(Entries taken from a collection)
::::
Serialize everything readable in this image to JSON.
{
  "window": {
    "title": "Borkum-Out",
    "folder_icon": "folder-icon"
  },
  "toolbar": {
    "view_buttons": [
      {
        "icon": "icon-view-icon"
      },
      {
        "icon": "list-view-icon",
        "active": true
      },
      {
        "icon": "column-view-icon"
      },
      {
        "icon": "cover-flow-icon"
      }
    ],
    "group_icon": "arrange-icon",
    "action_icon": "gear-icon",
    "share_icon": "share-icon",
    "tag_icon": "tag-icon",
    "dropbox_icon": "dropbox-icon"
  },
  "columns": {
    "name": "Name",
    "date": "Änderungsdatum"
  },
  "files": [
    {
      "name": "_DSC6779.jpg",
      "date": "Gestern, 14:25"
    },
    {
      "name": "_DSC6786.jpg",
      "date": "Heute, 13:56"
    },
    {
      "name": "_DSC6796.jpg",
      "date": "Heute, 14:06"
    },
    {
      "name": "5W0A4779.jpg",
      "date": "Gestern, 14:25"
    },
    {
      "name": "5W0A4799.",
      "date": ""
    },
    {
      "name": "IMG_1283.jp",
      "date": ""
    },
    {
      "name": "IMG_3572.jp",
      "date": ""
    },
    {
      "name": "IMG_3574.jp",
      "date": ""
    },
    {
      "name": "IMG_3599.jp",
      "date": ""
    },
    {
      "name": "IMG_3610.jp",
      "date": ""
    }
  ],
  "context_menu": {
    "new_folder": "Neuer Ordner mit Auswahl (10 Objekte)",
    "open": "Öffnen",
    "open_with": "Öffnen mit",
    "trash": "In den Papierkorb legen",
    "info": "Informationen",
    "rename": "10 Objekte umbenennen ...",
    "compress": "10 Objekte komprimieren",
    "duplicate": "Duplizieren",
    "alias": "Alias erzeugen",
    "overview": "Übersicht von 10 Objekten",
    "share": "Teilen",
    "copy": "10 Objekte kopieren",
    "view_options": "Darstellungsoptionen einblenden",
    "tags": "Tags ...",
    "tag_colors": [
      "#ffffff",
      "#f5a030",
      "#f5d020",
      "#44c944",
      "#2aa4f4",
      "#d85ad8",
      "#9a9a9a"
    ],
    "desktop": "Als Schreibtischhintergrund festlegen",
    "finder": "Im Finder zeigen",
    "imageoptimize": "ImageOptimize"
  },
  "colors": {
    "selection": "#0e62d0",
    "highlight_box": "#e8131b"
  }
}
::::
SHORT PROBLEM: Restate each record word for word.

TASK ANSWER:
Serialize everything readable in this image to JSON.
{
  "window": {
    "title": "Borkum-Out",
    "folder_icon": "folder-icon"
  },
  "toolbar": {
    "view_buttons": [
      {
        "icon": "icon-view-icon"
      },
      {
        "icon": "list-view-icon",
        "active": true
      },
      {
        "icon": "column-view-icon"
      },
      {
        "icon": "cover-flow-icon"
      }
    ],
    "group_icon": "arrange-icon",
    "action_icon": "gear-icon",
    "share_icon": "share-icon",
    "tag_icon": "tag-icon",
    "dropbox_icon": "dropbox-icon"
  },
  "columns": {
    "name": "Name",
    "date": "Änderungsdatum"
  },
  "files": [
    {
      "name": "_DSC6779.jpg",
      "date": "Gestern, 14:25"
    },
    {
      "name": "_DSC6786.jpg",
      "date": "Heute, 13:56"
    },
    {
      "name": "_DSC6796.jpg",
      "date": "Heute, 14:06"
    },
    {
      "name": "5W0A4779.jpg",
      "date": "Gestern, 14:25"
    },
    {
      "name": "5W0A4799.",
      "date": ""
    },
    {
      "name": "IMG_1283.jp",
      "date": ""
    },
    {
      "name": "IMG_3572.jp",
      "date": ""
    },
    {
      "name": "IMG_3574.jp",
      "date": ""
    },
    {
      "name": "IMG_3599.jp",
      "date": ""
    },
    {
      "name": "IMG_3610.jp",
      "date": ""
    }
  ],
  "context_menu": {
    "new_folder": "Neuer Ordner mit Auswahl (10 Objekte)",
    "open": "Öffnen",
    "open_with": "Öffnen mit",
    "trash": "In den Papierkorb legen",
    "info": "Informationen",
    "rename": "10 Objekte umbenennen ...",
    "compress": "10 Objekte komprimieren",
    "duplicate": "Duplizieren",
    "alias": "Alias erzeugen",
    "overview": "Übersicht von 10 Objekten",
    "share": "Teilen",
    "copy": "10 Objekte kopieren",
    "view_options": "Darstellungsoptionen einblenden",
    "tags": "Tags ...",
    "tag_colors": [
      "#ffffff",
      "#f5a030",
      "#f5d020",
      "#44c944",
      "#2aa4f4",
      "#d85ad8",
      "#9a9a9a"
    ],
    "desktop": "Als Schreibtischhintergrund festlegen",
    "finder": "Im Finder zeigen",
    "imageoptimize": "ImageOptimize"
  },
  "colors": {
    "selection": "#0e62d0",
    "highlight_box": "#e8131b"
  }
}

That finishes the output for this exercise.